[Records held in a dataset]

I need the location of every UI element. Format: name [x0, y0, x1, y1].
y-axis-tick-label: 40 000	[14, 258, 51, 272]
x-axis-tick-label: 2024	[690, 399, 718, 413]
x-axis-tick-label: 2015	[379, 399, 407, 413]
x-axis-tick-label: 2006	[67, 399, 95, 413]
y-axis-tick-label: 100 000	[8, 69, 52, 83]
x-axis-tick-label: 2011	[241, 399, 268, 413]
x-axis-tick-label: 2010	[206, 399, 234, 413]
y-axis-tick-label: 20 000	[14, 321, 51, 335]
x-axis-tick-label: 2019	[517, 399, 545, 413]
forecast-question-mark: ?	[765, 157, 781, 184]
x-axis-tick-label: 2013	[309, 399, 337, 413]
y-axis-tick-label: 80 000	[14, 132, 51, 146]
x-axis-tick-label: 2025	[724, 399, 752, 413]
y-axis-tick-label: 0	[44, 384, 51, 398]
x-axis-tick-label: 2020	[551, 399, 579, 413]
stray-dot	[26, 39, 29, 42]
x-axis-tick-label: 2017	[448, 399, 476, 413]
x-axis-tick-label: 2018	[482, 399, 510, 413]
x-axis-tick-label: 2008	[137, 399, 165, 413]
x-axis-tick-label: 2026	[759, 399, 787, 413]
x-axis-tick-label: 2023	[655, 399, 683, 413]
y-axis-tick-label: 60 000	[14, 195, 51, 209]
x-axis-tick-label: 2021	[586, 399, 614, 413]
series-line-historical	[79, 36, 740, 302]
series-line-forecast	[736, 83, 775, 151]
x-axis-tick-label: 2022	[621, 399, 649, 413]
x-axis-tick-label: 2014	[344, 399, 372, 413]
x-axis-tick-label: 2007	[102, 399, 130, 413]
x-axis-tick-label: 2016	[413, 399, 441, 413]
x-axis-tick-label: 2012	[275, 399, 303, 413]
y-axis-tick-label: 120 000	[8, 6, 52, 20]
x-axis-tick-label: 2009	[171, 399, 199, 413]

TASK TO COMPLETE: Please rewrite these lines with every "x-axis-tick-label" changed to "year-label", keeping everything else the same.

EXERCISE OUTPUT:
I need the location of every UI element. Format: name [x0, y0, x1, y1].
y-axis-tick-label: 40 000	[14, 258, 51, 272]
year-label: 2024	[690, 399, 718, 413]
year-label: 2015	[379, 399, 407, 413]
year-label: 2006	[67, 399, 95, 413]
y-axis-tick-label: 100 000	[8, 69, 52, 83]
year-label: 2011	[241, 399, 268, 413]
year-label: 2010	[206, 399, 234, 413]
y-axis-tick-label: 20 000	[14, 321, 51, 335]
year-label: 2019	[517, 399, 545, 413]
forecast-question-mark: ?	[765, 157, 781, 184]
year-label: 2013	[309, 399, 337, 413]
y-axis-tick-label: 80 000	[14, 132, 51, 146]
year-label: 2025	[724, 399, 752, 413]
y-axis-tick-label: 0	[44, 384, 51, 398]
year-label: 2020	[551, 399, 579, 413]
stray-dot	[26, 39, 29, 42]
year-label: 2017	[448, 399, 476, 413]
year-label: 2018	[482, 399, 510, 413]
year-label: 2008	[137, 399, 165, 413]
year-label: 2026	[759, 399, 787, 413]
year-label: 2023	[655, 399, 683, 413]
y-axis-tick-label: 60 000	[14, 195, 51, 209]
year-label: 2021	[586, 399, 614, 413]
series-line-historical	[79, 36, 740, 302]
series-line-forecast	[736, 83, 775, 151]
year-label: 2022	[621, 399, 649, 413]
year-label: 2014	[344, 399, 372, 413]
year-label: 2007	[102, 399, 130, 413]
year-label: 2016	[413, 399, 441, 413]
year-label: 2012	[275, 399, 303, 413]
y-axis-tick-label: 120 000	[8, 6, 52, 20]
year-label: 2009	[171, 399, 199, 413]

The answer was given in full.